— BEGIN —

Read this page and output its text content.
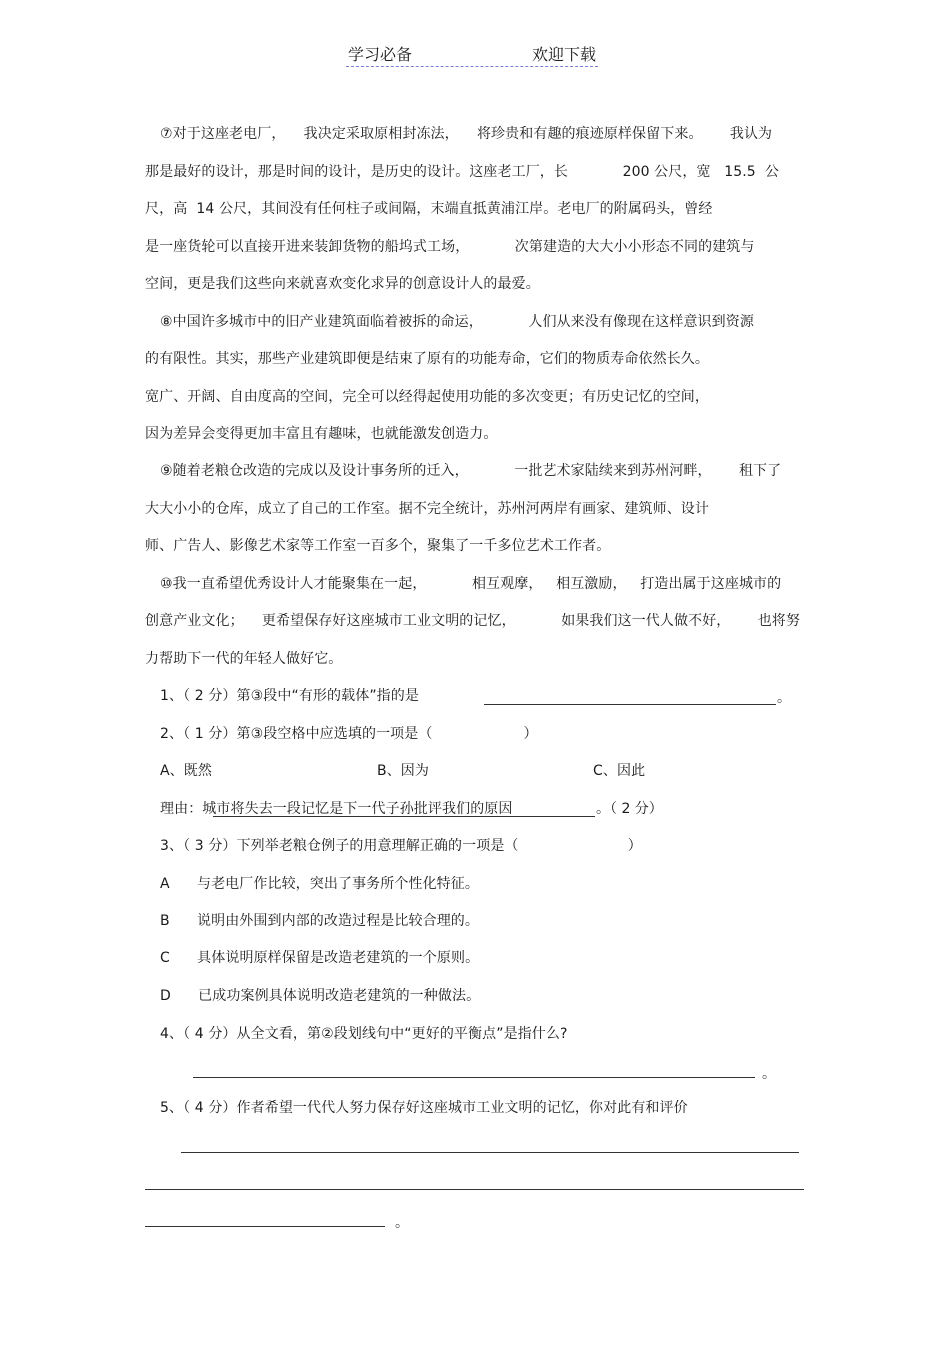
学习必备	欢迎下载
⑦对于这座老电厂，    我决定采取原相封冻法，    将珍贵和有趣的痕迹原样保留下来。      我认为
那是最好的设计，那是时间的设计，是历史的设计。这座老工厂，长            200 公尺，宽   15.5  公
尺，高  14 公尺，其间没有任何柱子或间隔，末端直抵黄浦江岸。老电厂的附属码头，曾经
是一座货轮可以直接开进来装卸货物的船坞式工场，          次第建造的大大小小形态不同的建筑与
空间，更是我们这些向来就喜欢变化求异的创意设计人的最爱。
⑧中国许多城市中的旧产业建筑面临着被拆的命运，          人们从来没有像现在这样意识到资源
的有限性。其实，那些产业建筑即便是结束了原有的功能寿命，它们的物质寿命依然长久。
宽广、开阔、自由度高的空间，完全可以经得起使用功能的多次变更；有历史记忆的空间，
因为差异会变得更加丰富且有趣味，也就能激发创造力。
⑨随着老粮仓改造的完成以及设计事务所的迁入，          一批艺术家陆续来到苏州河畔，      租下了
大大小小的仓库，成立了自己的工作室。据不完全统计，苏州河两岸有画家、建筑师、设计
师、广告人、影像艺术家等工作室一百多个，聚集了一千多位艺术工作者。
⑩我一直希望优秀设计人才能聚集在一起，          相互观摩，   相互激励，   打造出属于这座城市的
创意产业文化；    更希望保存好这座城市工业文明的记忆，          如果我们这一代人做不好，      也将努
力帮助下一代的年轻人做好它。
1、（ 2 分）第③段中“有形的载体”指的是	。
2、（ 1 分）第③段空格中应选填的一项是（                    ）
A、既然	B、因为	C、因此
理由：城市将失去一段记忆是下一代子孙批评我们的原因	。（ 2 分）
3、（ 3 分）下列举老粮仓例子的用意理解正确的一项是（                        ）
A      与老电厂作比较，突出了事务所个性化特征。
B      说明由外围到内部的改造过程是比较合理的。
C      具体说明原样保留是改造老建筑的一个原则。
D      已成功案例具体说明改造老建筑的一种做法。
4、（ 4 分）从全文看，第②段划线句中“更好的平衡点”是指什么?
。
5、（ 4 分）作者希望一代代人努力保存好这座城市工业文明的记忆，你对此有和评价
。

— END —

** TASK DESCRIPTION **
Pictures in the records above are not copied; print everything else exactly.

** WORKED ANSWER **
Read this page and output its text content.
学习必备	欢迎下载
⑦对于这座老电厂，    我决定采取原相封冻法，    将珍贵和有趣的痕迹原样保留下来。      我认为
那是最好的设计，那是时间的设计，是历史的设计。这座老工厂，长            200 公尺，宽   15.5  公
尺，高  14 公尺，其间没有任何柱子或间隔，末端直抵黄浦江岸。老电厂的附属码头，曾经
是一座货轮可以直接开进来装卸货物的船坞式工场，          次第建造的大大小小形态不同的建筑与
空间，更是我们这些向来就喜欢变化求异的创意设计人的最爱。
⑧中国许多城市中的旧产业建筑面临着被拆的命运，          人们从来没有像现在这样意识到资源
的有限性。其实，那些产业建筑即便是结束了原有的功能寿命，它们的物质寿命依然长久。
宽广、开阔、自由度高的空间，完全可以经得起使用功能的多次变更；有历史记忆的空间，
因为差异会变得更加丰富且有趣味，也就能激发创造力。
⑨随着老粮仓改造的完成以及设计事务所的迁入，          一批艺术家陆续来到苏州河畔，      租下了
大大小小的仓库，成立了自己的工作室。据不完全统计，苏州河两岸有画家、建筑师、设计
师、广告人、影像艺术家等工作室一百多个，聚集了一千多位艺术工作者。
⑩我一直希望优秀设计人才能聚集在一起，          相互观摩，   相互激励，   打造出属于这座城市的
创意产业文化；    更希望保存好这座城市工业文明的记忆，          如果我们这一代人做不好，      也将努
力帮助下一代的年轻人做好它。
1、（ 2 分）第③段中“有形的载体”指的是	。
2、（ 1 分）第③段空格中应选填的一项是（                    ）
A、既然	B、因为	C、因此
理由：城市将失去一段记忆是下一代子孙批评我们的原因	。（ 2 分）
3、（ 3 分）下列举老粮仓例子的用意理解正确的一项是（                        ）
A      与老电厂作比较，突出了事务所个性化特征。
B      说明由外围到内部的改造过程是比较合理的。
C      具体说明原样保留是改造老建筑的一个原则。
D      已成功案例具体说明改造老建筑的一种做法。
4、（ 4 分）从全文看，第②段划线句中“更好的平衡点”是指什么?
。
5、（ 4 分）作者希望一代代人努力保存好这座城市工业文明的记忆，你对此有和评价
。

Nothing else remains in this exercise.